▶ _Problem statement_
The records below must be written out exactly, with every picture left behind.

══ Extracted records

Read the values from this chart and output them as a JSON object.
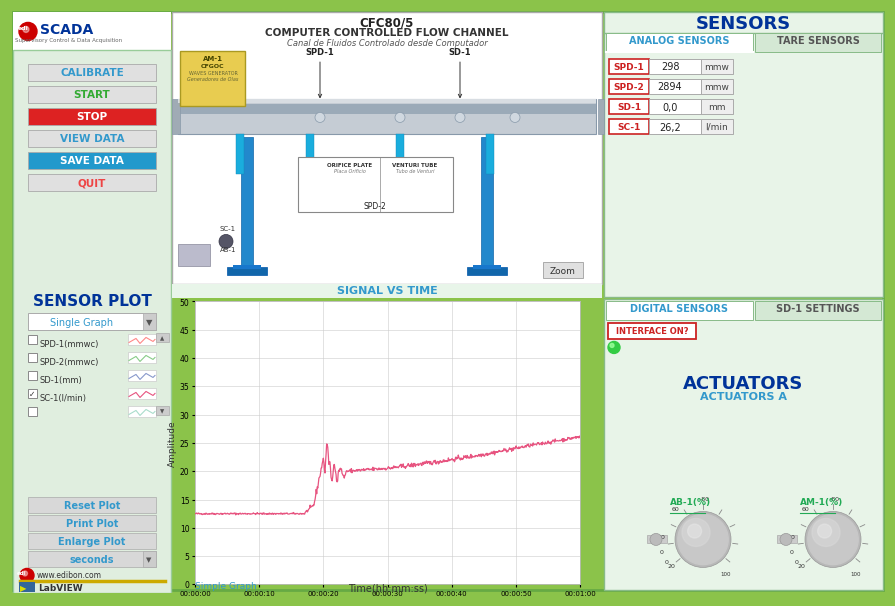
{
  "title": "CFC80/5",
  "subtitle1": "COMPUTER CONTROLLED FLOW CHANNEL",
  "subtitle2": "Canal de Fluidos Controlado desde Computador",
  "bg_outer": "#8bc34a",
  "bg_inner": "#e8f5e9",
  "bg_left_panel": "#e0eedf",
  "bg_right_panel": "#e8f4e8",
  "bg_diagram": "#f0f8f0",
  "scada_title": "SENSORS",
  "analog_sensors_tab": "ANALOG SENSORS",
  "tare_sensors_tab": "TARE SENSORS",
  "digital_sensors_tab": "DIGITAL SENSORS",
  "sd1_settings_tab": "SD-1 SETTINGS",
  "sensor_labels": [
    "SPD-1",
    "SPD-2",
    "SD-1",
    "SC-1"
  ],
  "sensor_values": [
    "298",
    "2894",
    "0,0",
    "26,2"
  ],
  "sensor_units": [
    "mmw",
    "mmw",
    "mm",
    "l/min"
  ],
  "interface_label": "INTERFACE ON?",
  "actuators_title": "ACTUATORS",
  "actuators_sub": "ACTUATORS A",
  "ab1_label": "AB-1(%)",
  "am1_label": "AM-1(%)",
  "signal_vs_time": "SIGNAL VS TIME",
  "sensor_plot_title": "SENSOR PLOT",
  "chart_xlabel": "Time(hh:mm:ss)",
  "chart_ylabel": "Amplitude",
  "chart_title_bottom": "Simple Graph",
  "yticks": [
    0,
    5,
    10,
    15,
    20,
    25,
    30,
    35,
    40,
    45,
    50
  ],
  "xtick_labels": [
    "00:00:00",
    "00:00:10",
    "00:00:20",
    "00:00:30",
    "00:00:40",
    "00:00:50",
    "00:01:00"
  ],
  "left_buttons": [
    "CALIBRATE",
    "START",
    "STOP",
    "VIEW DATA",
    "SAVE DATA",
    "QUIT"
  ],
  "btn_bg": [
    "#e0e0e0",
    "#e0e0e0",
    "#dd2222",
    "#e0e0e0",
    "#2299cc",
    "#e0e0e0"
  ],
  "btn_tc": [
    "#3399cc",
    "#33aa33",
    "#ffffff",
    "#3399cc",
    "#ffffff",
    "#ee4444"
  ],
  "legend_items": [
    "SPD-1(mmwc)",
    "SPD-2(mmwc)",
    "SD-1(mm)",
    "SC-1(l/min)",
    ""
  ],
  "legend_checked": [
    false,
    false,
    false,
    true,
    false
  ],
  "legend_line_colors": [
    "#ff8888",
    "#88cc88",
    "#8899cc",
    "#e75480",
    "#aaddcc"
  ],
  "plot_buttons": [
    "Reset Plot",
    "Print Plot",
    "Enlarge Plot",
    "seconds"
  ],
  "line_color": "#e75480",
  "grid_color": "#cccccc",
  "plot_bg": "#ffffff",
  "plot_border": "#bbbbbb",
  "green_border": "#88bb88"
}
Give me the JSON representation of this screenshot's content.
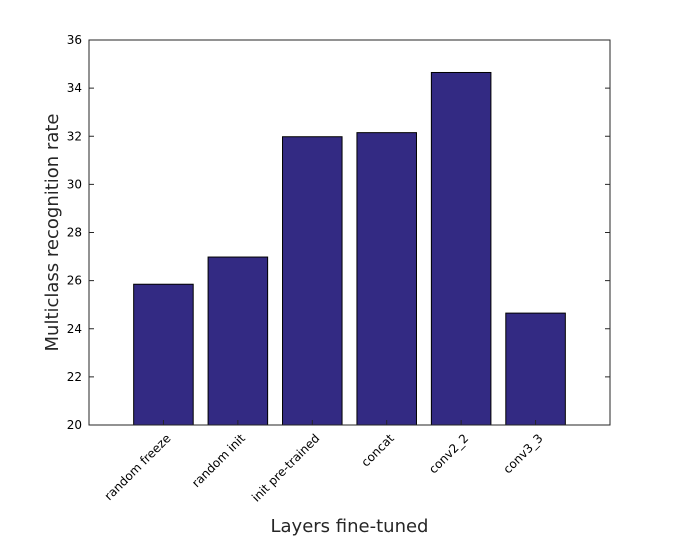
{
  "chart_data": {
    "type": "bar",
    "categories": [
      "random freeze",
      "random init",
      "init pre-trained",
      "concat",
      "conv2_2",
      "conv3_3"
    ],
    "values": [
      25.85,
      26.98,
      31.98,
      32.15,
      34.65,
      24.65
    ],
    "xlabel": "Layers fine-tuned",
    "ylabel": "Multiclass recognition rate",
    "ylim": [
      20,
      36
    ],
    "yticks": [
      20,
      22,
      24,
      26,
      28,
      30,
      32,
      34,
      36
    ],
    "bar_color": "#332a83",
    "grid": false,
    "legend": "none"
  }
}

════

▶ _Solution for this task_
Read the values from this chart and output them as a JSON object.
{
  "title": "CFC80/5",
  "subtitle1": "COMPUTER CONTROLLED FLOW CHANNEL",
  "subtitle2": "Canal de Fluidos Controlado desde Computador",
  "bg_outer": "#8bc34a",
  "bg_inner": "#e8f5e9",
  "bg_left_panel": "#e0eedf",
  "bg_right_panel": "#e8f4e8",
  "bg_diagram": "#f0f8f0",
  "scada_title": "SENSORS",
  "analog_sensors_tab": "ANALOG SENSORS",
  "tare_sensors_tab": "TARE SENSORS",
  "digital_sensors_tab": "DIGITAL SENSORS",
  "sd1_settings_tab": "SD-1 SETTINGS",
  "sensor_labels": [
    "SPD-1",
    "SPD-2",
    "SD-1",
    "SC-1"
  ],
  "sensor_values": [
    "298",
    "2894",
    "0,0",
    "26,2"
  ],
  "sensor_units": [
    "mmw",
    "mmw",
    "mm",
    "l/min"
  ],
  "interface_label": "INTERFACE ON?",
  "actuators_title": "ACTUATORS",
  "actuators_sub": "ACTUATORS A",
  "ab1_label": "AB-1(%)",
  "am1_label": "AM-1(%)",
  "signal_vs_time": "SIGNAL VS TIME",
  "sensor_plot_title": "SENSOR PLOT",
  "chart_xlabel": "Time(hh:mm:ss)",
  "chart_ylabel": "Amplitude",
  "chart_title_bottom": "Simple Graph",
  "yticks": [
    0,
    5,
    10,
    15,
    20,
    25,
    30,
    35,
    40,
    45,
    50
  ],
  "xtick_labels": [
    "00:00:00",
    "00:00:10",
    "00:00:20",
    "00:00:30",
    "00:00:40",
    "00:00:50",
    "00:01:00"
  ],
  "left_buttons": [
    "CALIBRATE",
    "START",
    "STOP",
    "VIEW DATA",
    "SAVE DATA",
    "QUIT"
  ],
  "btn_bg": [
    "#e0e0e0",
    "#e0e0e0",
    "#dd2222",
    "#e0e0e0",
    "#2299cc",
    "#e0e0e0"
  ],
  "btn_tc": [
    "#3399cc",
    "#33aa33",
    "#ffffff",
    "#3399cc",
    "#ffffff",
    "#ee4444"
  ],
  "legend_items": [
    "SPD-1(mmwc)",
    "SPD-2(mmwc)",
    "SD-1(mm)",
    "SC-1(l/min)",
    ""
  ],
  "legend_checked": [
    false,
    false,
    false,
    true,
    false
  ],
  "legend_line_colors": [
    "#ff8888",
    "#88cc88",
    "#8899cc",
    "#e75480",
    "#aaddcc"
  ],
  "plot_buttons": [
    "Reset Plot",
    "Print Plot",
    "Enlarge Plot",
    "seconds"
  ],
  "line_color": "#e75480",
  "grid_color": "#cccccc",
  "plot_bg": "#ffffff",
  "plot_border": "#bbbbbb",
  "green_border": "#88bb88"
}
Give me the JSON representation of this screenshot's content.
{
  "chart_data": {
    "type": "bar",
    "categories": [
      "random freeze",
      "random init",
      "init pre-trained",
      "concat",
      "conv2_2",
      "conv3_3"
    ],
    "values": [
      25.85,
      26.98,
      31.98,
      32.15,
      34.65,
      24.65
    ],
    "xlabel": "Layers fine-tuned",
    "ylabel": "Multiclass recognition rate",
    "ylim": [
      20,
      36
    ],
    "yticks": [
      20,
      22,
      24,
      26,
      28,
      30,
      32,
      34,
      36
    ],
    "bar_color": "#332a83",
    "grid": false,
    "legend": "none"
  }
}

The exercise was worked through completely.